**WHAT YOU NEED TO DO:** Return each line containing the string "right".

-- START OF RECORDS PROVIDED --

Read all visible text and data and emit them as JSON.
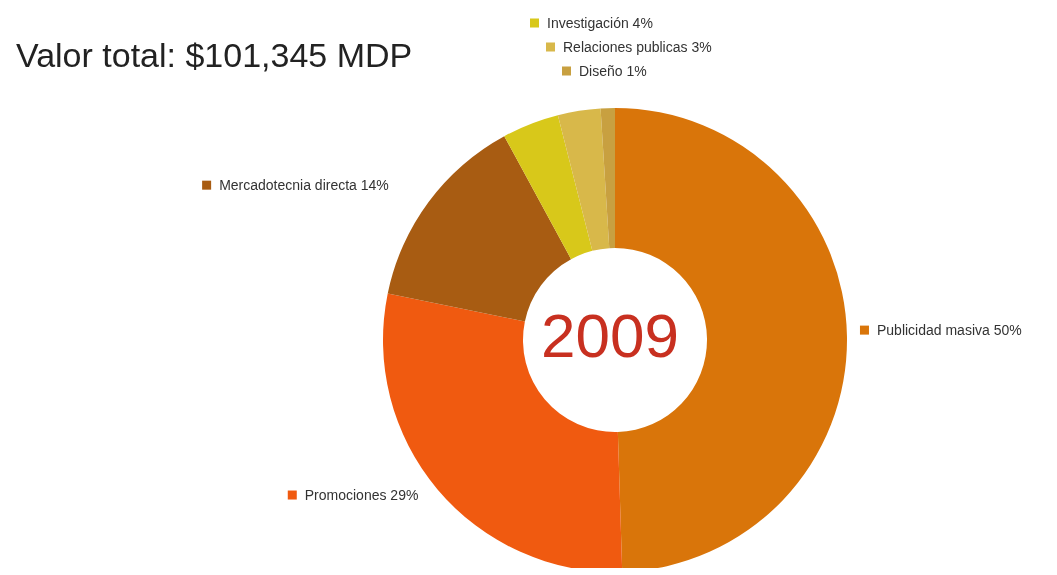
{
  "chart_data": {
    "type": "donut",
    "title": "Valor total: $101,345 MDP",
    "categories": [
      "Publicidad masiva",
      "Promociones",
      "Mercadotecnia directa",
      "Investigación",
      "Relaciones publicas",
      "Diseño"
    ],
    "values": [
      50,
      29,
      14,
      4,
      3,
      1
    ],
    "value_labels": [
      "50%",
      "29%",
      "14%",
      "4%",
      "3%",
      "1%"
    ],
    "colors": [
      "#d9750a",
      "#f05a10",
      "#a85c12",
      "#d8c81a",
      "#d8b84a",
      "#c8a040"
    ],
    "annotations": [
      "2009"
    ],
    "legend": "right"
  }
}
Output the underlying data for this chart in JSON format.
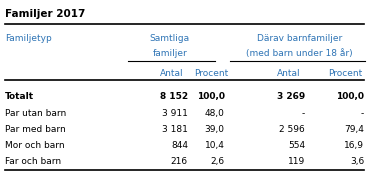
{
  "title": "Familjer 2017",
  "background_color": "#ffffff",
  "text_color": "#000000",
  "header_text_color": "#2E74B5",
  "title_color": "#000000",
  "line_color": "#000000",
  "rows": [
    [
      "Totalt",
      "8 152",
      "100,0",
      "3 269",
      "100,0"
    ],
    [
      "Par utan barn",
      "3 911",
      "48,0",
      "-",
      "-"
    ],
    [
      "Par med barn",
      "3 181",
      "39,0",
      "2 596",
      "79,4"
    ],
    [
      "Mor och barn",
      "844",
      "10,4",
      "554",
      "16,9"
    ],
    [
      "Far och barn",
      "216",
      "2,6",
      "119",
      "3,6"
    ]
  ],
  "bold_row": [
    true,
    false,
    false,
    false,
    false
  ],
  "title_fs": 7.5,
  "header_fs": 6.5,
  "data_fs": 6.5
}
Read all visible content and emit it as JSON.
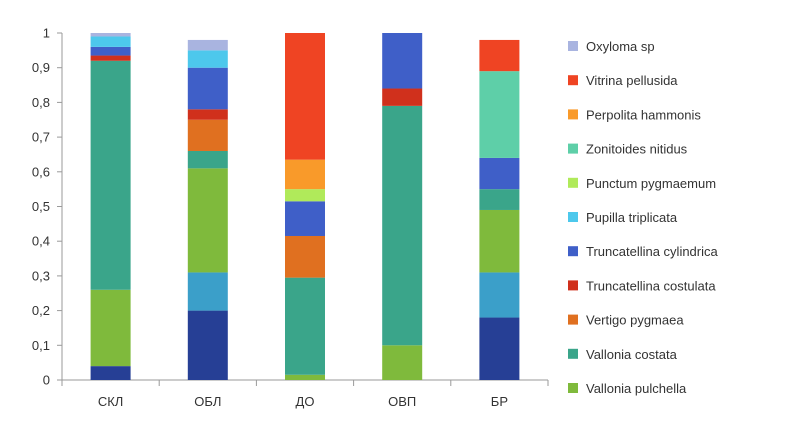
{
  "chart_data": {
    "type": "bar",
    "stacked": true,
    "title": "",
    "xlabel": "",
    "ylabel": "",
    "ylim": [
      0,
      1
    ],
    "y_ticks": [
      "0",
      "0,1",
      "0,2",
      "0,3",
      "0,4",
      "0,5",
      "0,6",
      "0,7",
      "0,8",
      "0,9",
      "1"
    ],
    "y_tick_values": [
      0,
      0.1,
      0.2,
      0.3,
      0.4,
      0.5,
      0.6,
      0.7,
      0.8,
      0.9,
      1.0
    ],
    "grid": false,
    "legend_position": "right",
    "categories": [
      "СКЛ",
      "ОБЛ",
      "ДО",
      "ОВП",
      "БР"
    ],
    "series": [
      {
        "name": "Vallonia pulchella",
        "color": "#7fba3c",
        "values": [
          0.22,
          0.3,
          0.015,
          0.1,
          0.18
        ]
      },
      {
        "name": "Vallonia costata",
        "color": "#3aa58a",
        "values": [
          0.66,
          0.05,
          0.28,
          0.69,
          0.06
        ]
      },
      {
        "name": "Vertigo pygmaea",
        "color": "#e07020",
        "values": [
          0,
          0.09,
          0.12,
          0,
          0
        ]
      },
      {
        "name": "Truncatellina costulata",
        "color": "#d0301c",
        "values": [
          0.015,
          0.03,
          0,
          0.05,
          0
        ]
      },
      {
        "name": "Truncatellina cylindrica",
        "color": "#3f5fc8",
        "values": [
          0.025,
          0.12,
          0.1,
          0.16,
          0.09
        ]
      },
      {
        "name": "Pupilla triplicata",
        "color": "#4dc8ec",
        "values": [
          0.03,
          0.05,
          0,
          0,
          0
        ]
      },
      {
        "name": "Punctum pygmaemum",
        "color": "#b0ea5a",
        "values": [
          0,
          0,
          0.035,
          0,
          0
        ]
      },
      {
        "name": "Zonitoides nitidus",
        "color": "#5ecfa8",
        "values": [
          0,
          0,
          0,
          0,
          0.25
        ]
      },
      {
        "name": "Perpolita hammonis",
        "color": "#f99a2a",
        "values": [
          0,
          0,
          0.085,
          0,
          0
        ]
      },
      {
        "name": "Vitrina pellusida",
        "color": "#ef4423",
        "values": [
          0,
          0,
          0.365,
          0,
          0.09
        ]
      },
      {
        "name": "Oxyloma sp",
        "color": "#a9b4e0",
        "values": [
          0.01,
          0.03,
          0,
          0,
          0
        ]
      }
    ],
    "base_segments": [
      {
        "color": "#263f95",
        "values": [
          0.04,
          0.2,
          0,
          0,
          0.18
        ]
      },
      {
        "color": "#3b9fc9",
        "values": [
          0,
          0.11,
          0,
          0,
          0.13
        ]
      }
    ]
  }
}
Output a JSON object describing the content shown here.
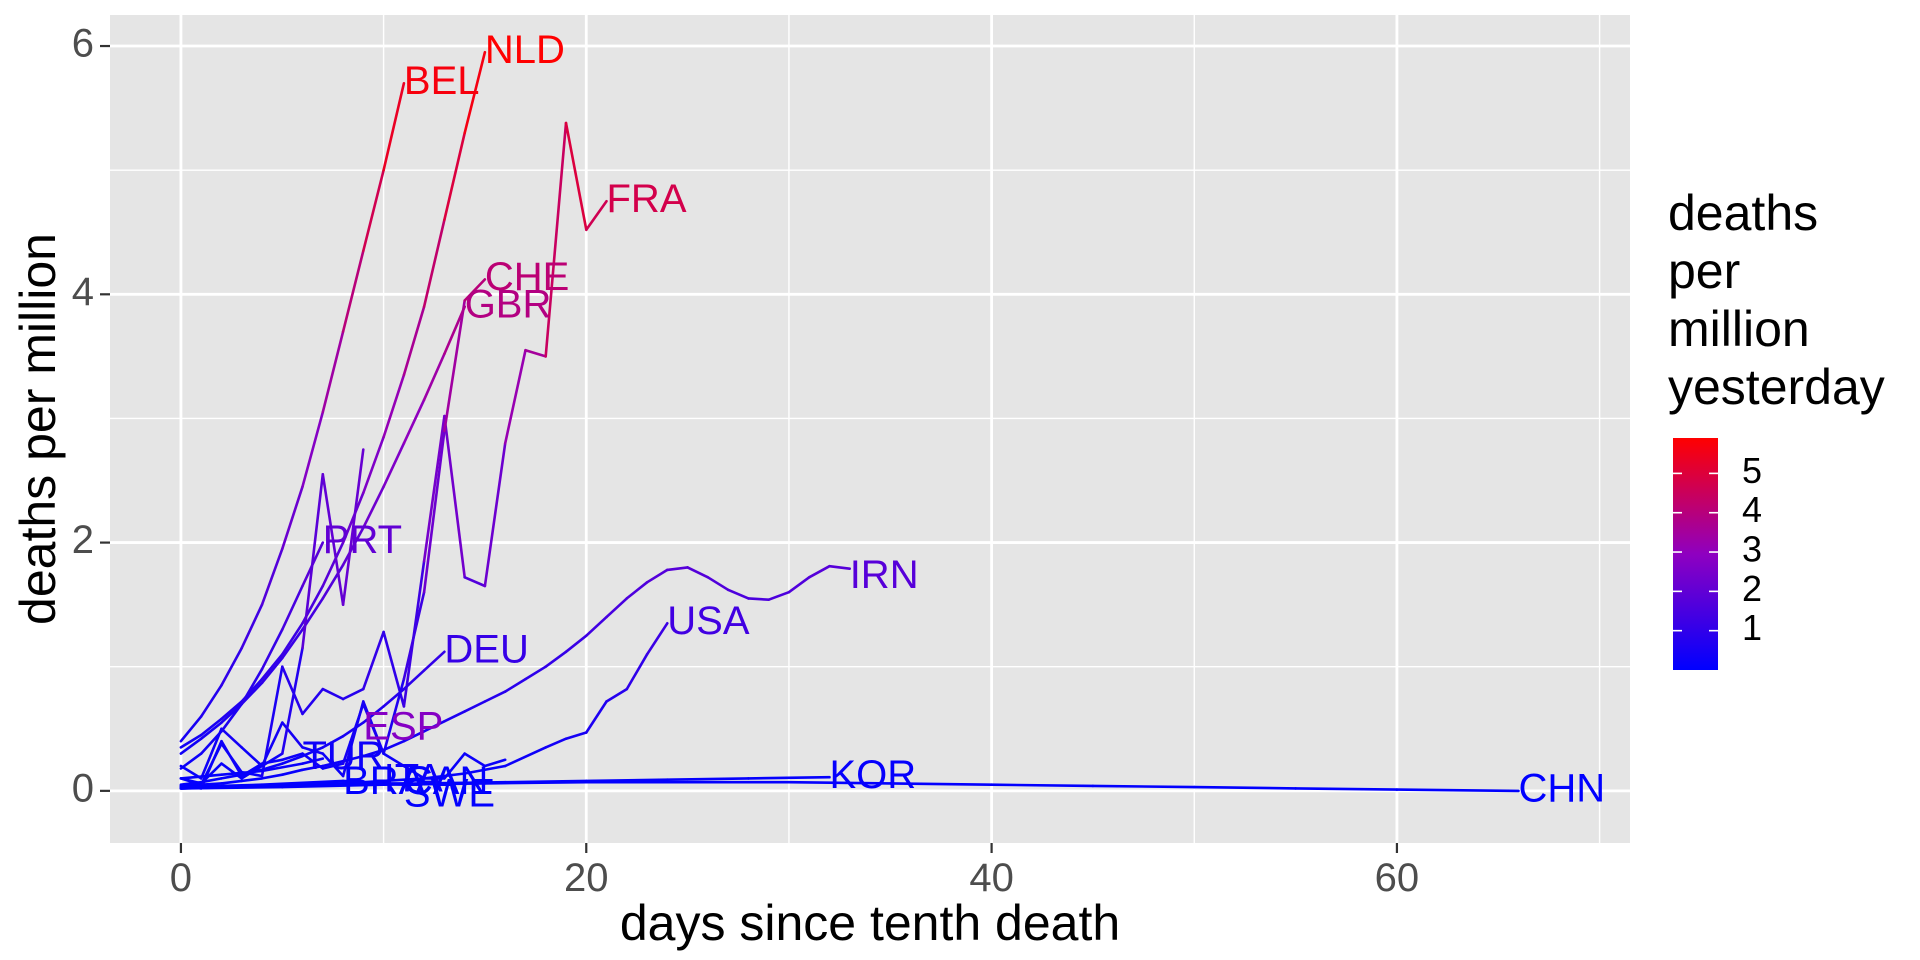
{
  "chart_data": {
    "type": "line",
    "title": "",
    "xlabel": "days since tenth death",
    "ylabel": "deaths per million",
    "xlim": [
      -3.5,
      71.5
    ],
    "ylim": [
      -0.42,
      6.25
    ],
    "x_ticks": [
      0,
      20,
      40,
      60
    ],
    "x_tick_labels": [
      "0",
      "20",
      "40",
      "60"
    ],
    "x_minor_ticks": [
      10,
      30,
      50,
      70
    ],
    "y_ticks": [
      0,
      2,
      4,
      6
    ],
    "y_tick_labels": [
      "0",
      "2",
      "4",
      "6"
    ],
    "y_minor_ticks": [
      1,
      3,
      5
    ],
    "grid": true,
    "panel_background": "#e5e5e5",
    "grid_color": "#ffffff",
    "color_scale": {
      "low": "#0000ff",
      "mid": "#8f00c0",
      "high": "#ff0000",
      "min": 0,
      "max": 5.9
    },
    "legend": {
      "title_lines": [
        "deaths",
        "per",
        "million",
        "yesterday"
      ],
      "ticks": [
        1,
        2,
        3,
        4,
        5
      ],
      "tick_labels": [
        "1",
        "2",
        "3",
        "4",
        "5"
      ],
      "placement": "right"
    },
    "series": [
      {
        "name": "NLD",
        "x": [
          0,
          1,
          2,
          3,
          4,
          5,
          6,
          7,
          8,
          9,
          10,
          11,
          12,
          13,
          14,
          15
        ],
        "y": [
          0.35,
          0.45,
          0.58,
          0.72,
          0.9,
          1.1,
          1.35,
          1.65,
          2.0,
          2.4,
          2.85,
          3.35,
          3.9,
          4.6,
          5.3,
          5.95
        ],
        "label_x": 15,
        "label_y": 5.95
      },
      {
        "name": "BEL",
        "x": [
          0,
          1,
          2,
          3,
          4,
          5,
          6,
          7,
          8,
          9,
          10,
          11
        ],
        "y": [
          0.4,
          0.6,
          0.85,
          1.15,
          1.5,
          1.95,
          2.45,
          3.05,
          3.7,
          4.35,
          5.0,
          5.7
        ],
        "label_x": 11,
        "label_y": 5.7
      },
      {
        "name": "FRA",
        "x": [
          0,
          1,
          2,
          3,
          4,
          5,
          6,
          7,
          8,
          9,
          10,
          11,
          12,
          13,
          14,
          15,
          16,
          17,
          18,
          19,
          20,
          21
        ],
        "y": [
          0.1,
          0.05,
          0.38,
          0.15,
          0.12,
          1.0,
          0.62,
          0.82,
          0.74,
          0.82,
          1.28,
          0.68,
          1.85,
          3.02,
          1.72,
          1.65,
          2.8,
          3.55,
          3.5,
          5.38,
          4.52,
          4.75
        ],
        "label_x": 21,
        "label_y": 4.75
      },
      {
        "name": "CHE",
        "x": [
          0,
          1,
          2,
          3,
          4,
          5,
          6,
          7,
          8,
          9,
          10,
          11,
          12,
          13,
          14,
          15
        ],
        "y": [
          0.1,
          0.06,
          0.22,
          0.1,
          0.2,
          0.55,
          0.35,
          0.3,
          0.12,
          0.72,
          0.3,
          0.9,
          1.6,
          2.9,
          3.95,
          4.12
        ],
        "label_x": 15,
        "label_y": 4.12
      },
      {
        "name": "GBR",
        "x": [
          0,
          1,
          2,
          3,
          4,
          5,
          6,
          7,
          8,
          9,
          10,
          11,
          12,
          13,
          14
        ],
        "y": [
          0.3,
          0.42,
          0.55,
          0.7,
          0.87,
          1.07,
          1.3,
          1.55,
          1.82,
          2.12,
          2.45,
          2.8,
          3.15,
          3.52,
          3.9
        ],
        "label_x": 14,
        "label_y": 3.9
      },
      {
        "name": "PRT",
        "x": [
          0,
          1,
          2,
          3,
          4,
          5,
          6,
          7
        ],
        "y": [
          0.18,
          0.3,
          0.48,
          0.7,
          0.98,
          1.3,
          1.65,
          2.0
        ],
        "label_x": 7,
        "label_y": 2.0
      },
      {
        "name": "IRN",
        "x": [
          0,
          1,
          2,
          3,
          4,
          5,
          6,
          7,
          8,
          9,
          10,
          11,
          12,
          13,
          14,
          15,
          16,
          17,
          18,
          19,
          20,
          21,
          22,
          23,
          24,
          25,
          26,
          27,
          28,
          29,
          30,
          31,
          32,
          33
        ],
        "y": [
          0.04,
          0.05,
          0.06,
          0.08,
          0.1,
          0.13,
          0.17,
          0.2,
          0.24,
          0.28,
          0.33,
          0.4,
          0.48,
          0.56,
          0.64,
          0.72,
          0.8,
          0.9,
          1.0,
          1.12,
          1.25,
          1.4,
          1.55,
          1.68,
          1.78,
          1.8,
          1.72,
          1.62,
          1.55,
          1.54,
          1.6,
          1.72,
          1.81,
          1.79
        ],
        "label_x": 33,
        "label_y": 1.72
      },
      {
        "name": "USA",
        "x": [
          0,
          2,
          4,
          6,
          8,
          10,
          12,
          14,
          16,
          18,
          19,
          20,
          21,
          22,
          23,
          24
        ],
        "y": [
          0.02,
          0.03,
          0.04,
          0.05,
          0.06,
          0.08,
          0.1,
          0.14,
          0.2,
          0.35,
          0.42,
          0.47,
          0.72,
          0.82,
          1.1,
          1.35
        ],
        "label_x": 24,
        "label_y": 1.35
      },
      {
        "name": "DEU",
        "x": [
          0,
          1,
          2,
          3,
          4,
          5,
          6,
          7,
          8,
          9,
          10,
          11,
          12,
          13
        ],
        "y": [
          0.05,
          0.07,
          0.1,
          0.13,
          0.17,
          0.22,
          0.28,
          0.35,
          0.44,
          0.55,
          0.68,
          0.82,
          0.97,
          1.12
        ],
        "label_x": 13,
        "label_y": 1.12
      },
      {
        "name": "ITA",
        "x": [
          0,
          1,
          2,
          3,
          4,
          5,
          6,
          7,
          8,
          9,
          10,
          11,
          12,
          13,
          14,
          15,
          16
        ],
        "y": [
          0.04,
          0.02,
          0.4,
          0.12,
          0.22,
          0.25,
          0.3,
          0.18,
          0.22,
          0.7,
          0.3,
          0.2,
          0.1,
          0.1,
          0.3,
          0.2,
          0.25
        ],
        "label_x": 10,
        "label_y": 0.08
      },
      {
        "name": "ESP",
        "x": [
          0,
          1,
          2,
          3,
          4,
          5,
          6,
          7,
          8,
          9
        ],
        "y": [
          0.2,
          0.1,
          0.5,
          0.35,
          0.2,
          0.3,
          1.15,
          2.55,
          1.5,
          2.75
        ],
        "label_x": 9,
        "label_y": 0.5
      },
      {
        "name": "TUR",
        "x": [
          0,
          2,
          4,
          6,
          7
        ],
        "y": [
          0.1,
          0.13,
          0.16,
          0.22,
          0.26
        ],
        "label_x": 6,
        "label_y": 0.26
      },
      {
        "name": "BRA",
        "x": [
          0,
          3,
          6,
          8
        ],
        "y": [
          0.02,
          0.04,
          0.05,
          0.06
        ],
        "label_x": 8,
        "label_y": 0.06
      },
      {
        "name": "CAN",
        "x": [
          0,
          3,
          6,
          9,
          11
        ],
        "y": [
          0.02,
          0.03,
          0.05,
          0.06,
          0.06
        ],
        "label_x": 11,
        "label_y": 0.06
      },
      {
        "name": "SWE",
        "x": [
          0,
          4,
          8,
          11
        ],
        "y": [
          0.03,
          0.05,
          0.08,
          0.05
        ],
        "label_x": 11,
        "label_y": -0.04
      },
      {
        "name": "KOR",
        "x": [
          0,
          4,
          8,
          12,
          16,
          20,
          24,
          28,
          32
        ],
        "y": [
          0.03,
          0.04,
          0.05,
          0.06,
          0.07,
          0.08,
          0.09,
          0.1,
          0.11
        ],
        "label_x": 32,
        "label_y": 0.11
      },
      {
        "name": "CHN",
        "x": [
          0,
          5,
          10,
          15,
          20,
          25,
          30,
          35,
          40,
          45,
          50,
          55,
          60,
          66
        ],
        "y": [
          0.02,
          0.03,
          0.05,
          0.06,
          0.07,
          0.07,
          0.07,
          0.06,
          0.05,
          0.04,
          0.03,
          0.02,
          0.01,
          0.0
        ],
        "label_x": 66,
        "label_y": 0.0
      }
    ]
  }
}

-- END OF RECORDS PROVIDED --

**PROBLEM SOLUTION:**
    "legend": "right"
    "legend_position": "right",
      "placement": "right"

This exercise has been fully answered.